■ **WHAT IS BEING ASKED**
Transcribe the records below exactly, leaving out any pictures.

-- START OF DATASET EXCERPTS --

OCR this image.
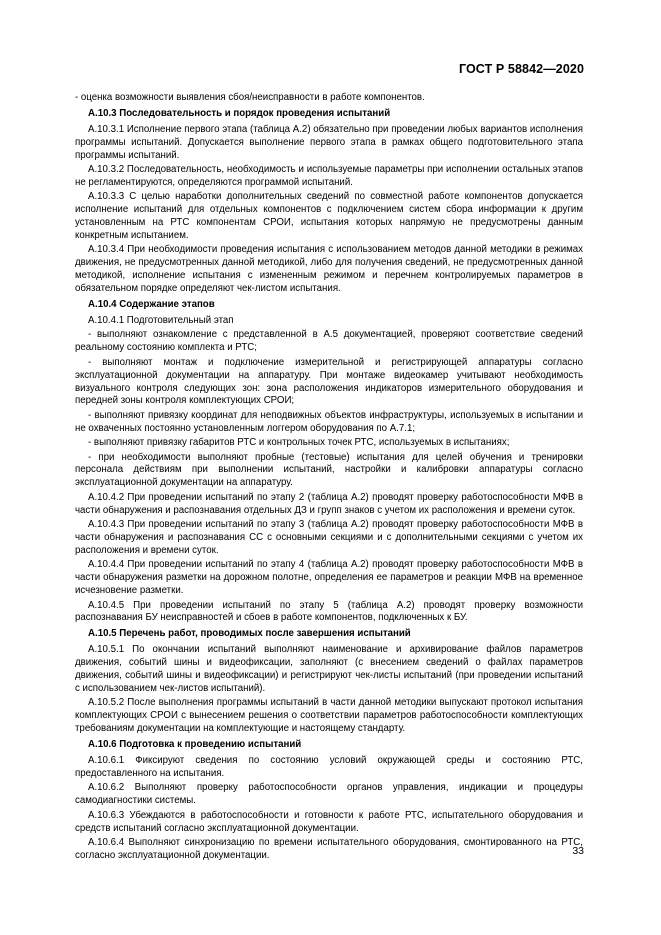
ГОСТ Р 58842—2020

- оценка возможности выявления сбоя/неисправности в работе компонентов.

А.10.3 Последовательность и порядок проведения испытаний

А.10.3.1 Исполнение первого этапа (таблица А.2) обязательно при проведении любых вариантов исполнения программы испытаний. Допускается выполнение первого этапа в рамках общего подготовительного этапа программы испытаний.

А.10.3.2 Последовательность, необходимость и используемые параметры при исполнении остальных этапов не регламентируются, определяются программой испытаний.

А.10.3.3 С целью наработки дополнительных сведений по совместной работе компонентов допускается исполнение испытаний для отдельных компонентов с подключением систем сбора информации к другим установленным на РТС компонентам СРОИ, испытания которых напрямую не предусмотрены данным конкретным испытанием.

А.10.3.4 При необходимости проведения испытания с использованием методов данной методики в режимах движения, не предусмотренных данной методикой, либо для получения сведений, не предусмотренных данной методикой, исполнение испытания с измененным режимом и перечнем контролируемых параметров в обязательном порядке определяют чек-листом испытания.

А.10.4 Содержание этапов

А.10.4.1 Подготовительный этап

- выполняют ознакомление с представленной в А.5 документацией, проверяют соответствие сведений реальному состоянию комплекта и РТС;

- выполняют монтаж и подключение измерительной и регистрирующей аппаратуры согласно эксплуатационной документации на аппаратуру. При монтаже видеокамер учитывают необходимость визуального контроля следующих зон: зона расположения индикаторов измерительного оборудования и передней зоны контроля комплектующих СРОИ;

- выполняют привязку координат для неподвижных объектов инфраструктуры, используемых в испытании и не охваченных постоянно установленным логгером оборудования по А.7.1;

- выполняют привязку габаритов РТС и контрольных точек РТС, используемых в испытаниях;

- при необходимости выполняют пробные (тестовые) испытания для целей обучения и тренировки персонала действиям при выполнении испытаний, настройки и калибровки аппаратуры согласно эксплуатационной документации на аппаратуру.

А.10.4.2 При проведении испытаний по этапу 2 (таблица А.2) проводят проверку работоспособности МФВ в части обнаружения и распознавания отдельных ДЗ и групп знаков с учетом их расположения и времени суток.

А.10.4.3 При проведении испытаний по этапу 3 (таблица А.2) проводят проверку работоспособности МФВ в части обнаружения и распознавания СС с основными секциями и с дополнительными секциями с учетом их расположения и времени суток.

А.10.4.4 При проведении испытаний по этапу 4 (таблица А.2) проводят проверку работоспособности МФВ в части обнаружения разметки на дорожном полотне, определения ее параметров и реакции МФВ на временное исчезновение разметки.

А.10.4.5 При проведении испытаний по этапу 5 (таблица А.2) проводят проверку возможности распознавания БУ неисправностей и сбоев в работе компонентов, подключенных к БУ.

А.10.5 Перечень работ, проводимых после завершения испытаний

А.10.5.1 По окончании испытаний выполняют наименование и архивирование файлов параметров движения, событий шины и видеофиксации, заполняют (с внесением сведений о файлах параметров движения, событий шины и видеофиксации) и регистрируют чек-листы испытаний (при проведении испытаний с использованием чек-листов испытаний).

А.10.5.2 После выполнения программы испытаний в части данной методики выпускают протокол испытания комплектующих СРОИ с вынесением решения о соответствии параметров работоспособности комплектующих требованиям документации на комплектующие и настоящему стандарту.

А.10.6 Подготовка к проведению испытаний

А.10.6.1 Фиксируют сведения по состоянию условий окружающей среды и состоянию РТС, предоставленного на испытания.

А.10.6.2 Выполняют проверку работоспособности органов управления, индикации и процедуры самодиагностики системы.

А.10.6.3 Убеждаются в работоспособности и готовности к работе РТС, испытательного оборудования и средств испытаний согласно эксплуатационной документации.

А.10.6.4 Выполняют синхронизацию по времени испытательного оборудования, смонтированного на РТС, согласно эксплуатационной документации.	33
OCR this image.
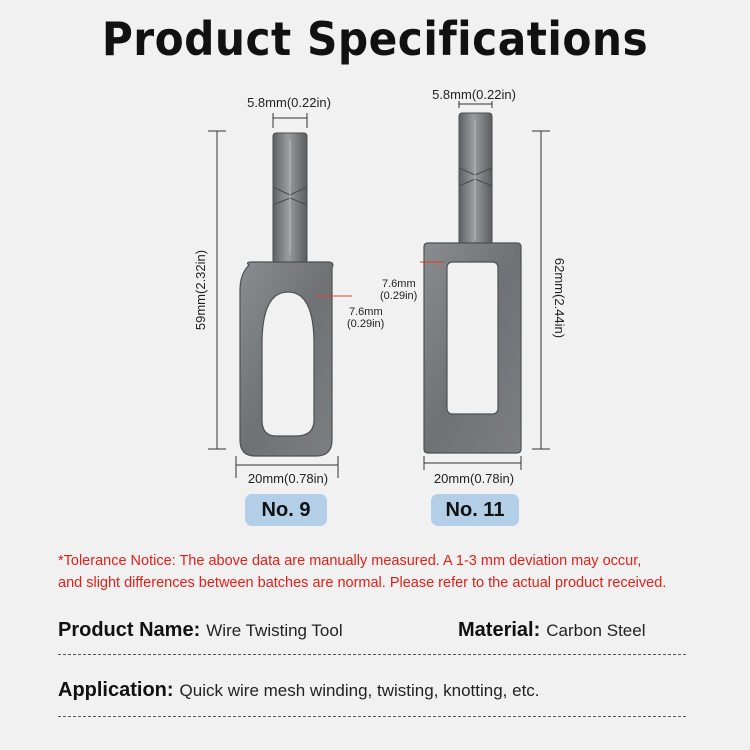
Product Specifications
59mm(2.32in)
5.8mm(0.22in)
7.6mm
(0.29in)
20mm(0.78in)
62mm(2.44in)
5.8mm(0.22in)
7.6mm
(0.29in)
20mm(0.78in)
No. 9	No. 11
*Tolerance Notice: The above data are manually measured. A 1-3 mm deviation may occur,
and slight differences between batches are normal. Please refer to the actual product received.
Product Name: Wire Twisting Tool	Material: Carbon Steel
Application: Quick wire mesh winding, twisting, knotting, etc.
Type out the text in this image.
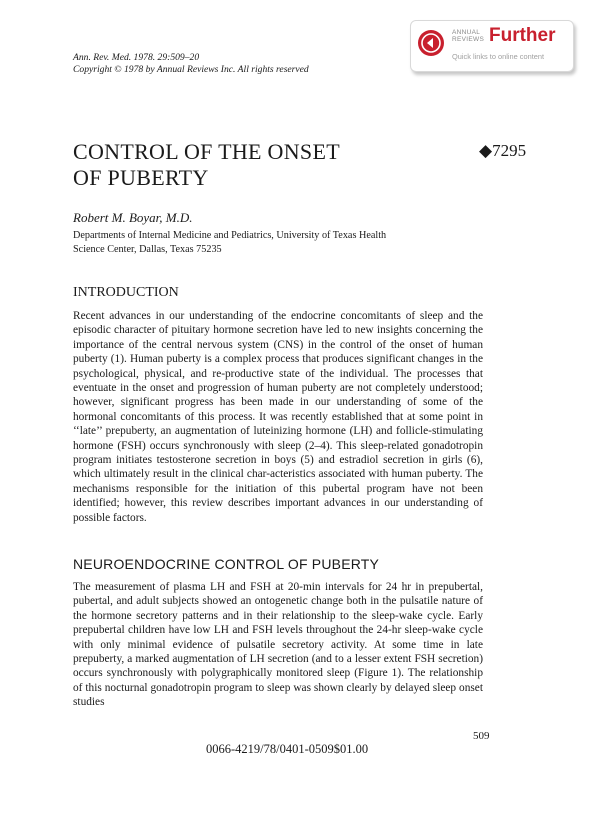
Ann. Rev. Med. 1978. 29:509–20
Copyright © 1978 by Annual Reviews Inc. All rights reserved
ANNUAL
REVIEWS Further
Quick links to online content
CONTROL OF THE ONSET
OF PUBERTY
◆7295
Robert M. Boyar, M.D.
Departments of Internal Medicine and Pediatrics, University of Texas Health
Science Center, Dallas, Texas 75235
INTRODUCTION

Recent advances in our understanding of the endocrine concomitants of sleep and the episodic character of pituitary hormone secretion have led to new insights concerning the importance of the central nervous system (CNS) in the control of the onset of human puberty (1). Human puberty is a complex process that produces significant changes in the psychological, physical, and re-productive state of the individual. The processes that eventuate in the onset and progression of human puberty are not completely understood; however, significant progress has been made in our understanding of some of the hormonal concomitants of this process. It was recently established that at some point in ‘‘late’’ prepuberty, an augmentation of luteinizing hormone (LH) and follicle-stimulating hormone (FSH) occurs synchronously with sleep (2–4). This sleep-related gonadotropin program initiates testosterone secretion in boys (5) and estradiol secretion in girls (6), which ultimately result in the clinical char-acteristics associated with human puberty. The mechanisms responsible for the initiation of this pubertal program have not been identified; however, this review describes important advances in our understanding of possible factors.

NEUROENDOCRINE CONTROL OF PUBERTY

The measurement of plasma LH and FSH at 20-min intervals for 24 hr in prepubertal, pubertal, and adult subjects showed an ontogenetic change both in the pulsatile nature of the hormone secretory patterns and in their relationship to the sleep-wake cycle. Early prepubertal children have low LH and FSH levels throughout the 24-hr sleep-wake cycle with only minimal evidence of pulsatile secretory activity. At some time in late prepuberty, a marked augmentation of LH secretion (and to a lesser extent FSH secretion) occurs synchronously with polygraphically monitored sleep (Figure 1). The relationship of this nocturnal gonadotropin program to sleep was shown clearly by delayed sleep onset studies

509
0066-4219/78/0401-0509$01.00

-- END OF DATASET EXCERPTS --

■ **CORRECT ANSWER**
OCR this image.
ГОСТ Р 58842—2020

- оценка возможности выявления сбоя/неисправности в работе компонентов.

А.10.3 Последовательность и порядок проведения испытаний

А.10.3.1 Исполнение первого этапа (таблица А.2) обязательно при проведении любых вариантов исполнения программы испытаний. Допускается выполнение первого этапа в рамках общего подготовительного этапа программы испытаний.

А.10.3.2 Последовательность, необходимость и используемые параметры при исполнении остальных этапов не регламентируются, определяются программой испытаний.

А.10.3.3 С целью наработки дополнительных сведений по совместной работе компонентов допускается исполнение испытаний для отдельных компонентов с подключением систем сбора информации к другим установленным на РТС компонентам СРОИ, испытания которых напрямую не предусмотрены данным конкретным испытанием.

А.10.3.4 При необходимости проведения испытания с использованием методов данной методики в режимах движения, не предусмотренных данной методикой, либо для получения сведений, не предусмотренных данной методикой, исполнение испытания с измененным режимом и перечнем контролируемых параметров в обязательном порядке определяют чек-листом испытания.

А.10.4 Содержание этапов

А.10.4.1 Подготовительный этап

- выполняют ознакомление с представленной в А.5 документацией, проверяют соответствие сведений реальному состоянию комплекта и РТС;

- выполняют монтаж и подключение измерительной и регистрирующей аппаратуры согласно эксплуатационной документации на аппаратуру. При монтаже видеокамер учитывают необходимость визуального контроля следующих зон: зона расположения индикаторов измерительного оборудования и передней зоны контроля комплектующих СРОИ;

- выполняют привязку координат для неподвижных объектов инфраструктуры, используемых в испытании и не охваченных постоянно установленным логгером оборудования по А.7.1;

- выполняют привязку габаритов РТС и контрольных точек РТС, используемых в испытаниях;

- при необходимости выполняют пробные (тестовые) испытания для целей обучения и тренировки персонала действиям при выполнении испытаний, настройки и калибровки аппаратуры согласно эксплуатационной документации на аппаратуру.

А.10.4.2 При проведении испытаний по этапу 2 (таблица А.2) проводят проверку работоспособности МФВ в части обнаружения и распознавания отдельных ДЗ и групп знаков с учетом их расположения и времени суток.

А.10.4.3 При проведении испытаний по этапу 3 (таблица А.2) проводят проверку работоспособности МФВ в части обнаружения и распознавания СС с основными секциями и с дополнительными секциями с учетом их расположения и времени суток.

А.10.4.4 При проведении испытаний по этапу 4 (таблица А.2) проводят проверку работоспособности МФВ в части обнаружения разметки на дорожном полотне, определения ее параметров и реакции МФВ на временное исчезновение разметки.

А.10.4.5 При проведении испытаний по этапу 5 (таблица А.2) проводят проверку возможности распознавания БУ неисправностей и сбоев в работе компонентов, подключенных к БУ.

А.10.5 Перечень работ, проводимых после завершения испытаний

А.10.5.1 По окончании испытаний выполняют наименование и архивирование файлов параметров движения, событий шины и видеофиксации, заполняют (с внесением сведений о файлах параметров движения, событий шины и видеофиксации) и регистрируют чек-листы испытаний (при проведении испытаний с использованием чек-листов испытаний).

А.10.5.2 После выполнения программы испытаний в части данной методики выпускают протокол испытания комплектующих СРОИ с вынесением решения о соответствии параметров работоспособности комплектующих требованиям документации на комплектующие и настоящему стандарту.

А.10.6 Подготовка к проведению испытаний

А.10.6.1 Фиксируют сведения по состоянию условий окружающей среды и состоянию РТС, предоставленного на испытания.

А.10.6.2 Выполняют проверку работоспособности органов управления, индикации и процедуры самодиагностики системы.

А.10.6.3 Убеждаются в работоспособности и готовности к работе РТС, испытательного оборудования и средств испытаний согласно эксплуатационной документации.

А.10.6.4 Выполняют синхронизацию по времени испытательного оборудования, смонтированного на РТС, согласно эксплуатационной документации.	33
OCR this image.
Product Specifications
59mm(2.32in)
5.8mm(0.22in)
7.6mm
(0.29in)
20mm(0.78in)
62mm(2.44in)
5.8mm(0.22in)
7.6mm
(0.29in)
20mm(0.78in)
No. 9	No. 11
*Tolerance Notice: The above data are manually measured. A 1-3 mm deviation may occur,
and slight differences between batches are normal. Please refer to the actual product received.
Product Name: Wire Twisting Tool	Material: Carbon Steel
Application: Quick wire mesh winding, twisting, knotting, etc.
Type out the text in this image.
Ann. Rev. Med. 1978. 29:509–20
Copyright © 1978 by Annual Reviews Inc. All rights reserved
ANNUAL
REVIEWS Further
Quick links to online content
CONTROL OF THE ONSET
OF PUBERTY
◆7295
Robert M. Boyar, M.D.
Departments of Internal Medicine and Pediatrics, University of Texas Health
Science Center, Dallas, Texas 75235
INTRODUCTION

Recent advances in our understanding of the endocrine concomitants of sleep and the episodic character of pituitary hormone secretion have led to new insights concerning the importance of the central nervous system (CNS) in the control of the onset of human puberty (1). Human puberty is a complex process that produces significant changes in the psychological, physical, and re-productive state of the individual. The processes that eventuate in the onset and progression of human puberty are not completely understood; however, significant progress has been made in our understanding of some of the hormonal concomitants of this process. It was recently established that at some point in ‘‘late’’ prepuberty, an augmentation of luteinizing hormone (LH) and follicle-stimulating hormone (FSH) occurs synchronously with sleep (2–4). This sleep-related gonadotropin program initiates testosterone secretion in boys (5) and estradiol secretion in girls (6), which ultimately result in the clinical char-acteristics associated with human puberty. The mechanisms responsible for the initiation of this pubertal program have not been identified; however, this review describes important advances in our understanding of possible factors.

NEUROENDOCRINE CONTROL OF PUBERTY

The measurement of plasma LH and FSH at 20-min intervals for 24 hr in prepubertal, pubertal, and adult subjects showed an ontogenetic change both in the pulsatile nature of the hormone secretory patterns and in their relationship to the sleep-wake cycle. Early prepubertal children have low LH and FSH levels throughout the 24-hr sleep-wake cycle with only minimal evidence of pulsatile secretory activity. At some time in late prepuberty, a marked augmentation of LH secretion (and to a lesser extent FSH secretion) occurs synchronously with polygraphically monitored sleep (Figure 1). The relationship of this nocturnal gonadotropin program to sleep was shown clearly by delayed sleep onset studies

509
0066-4219/78/0401-0509$01.00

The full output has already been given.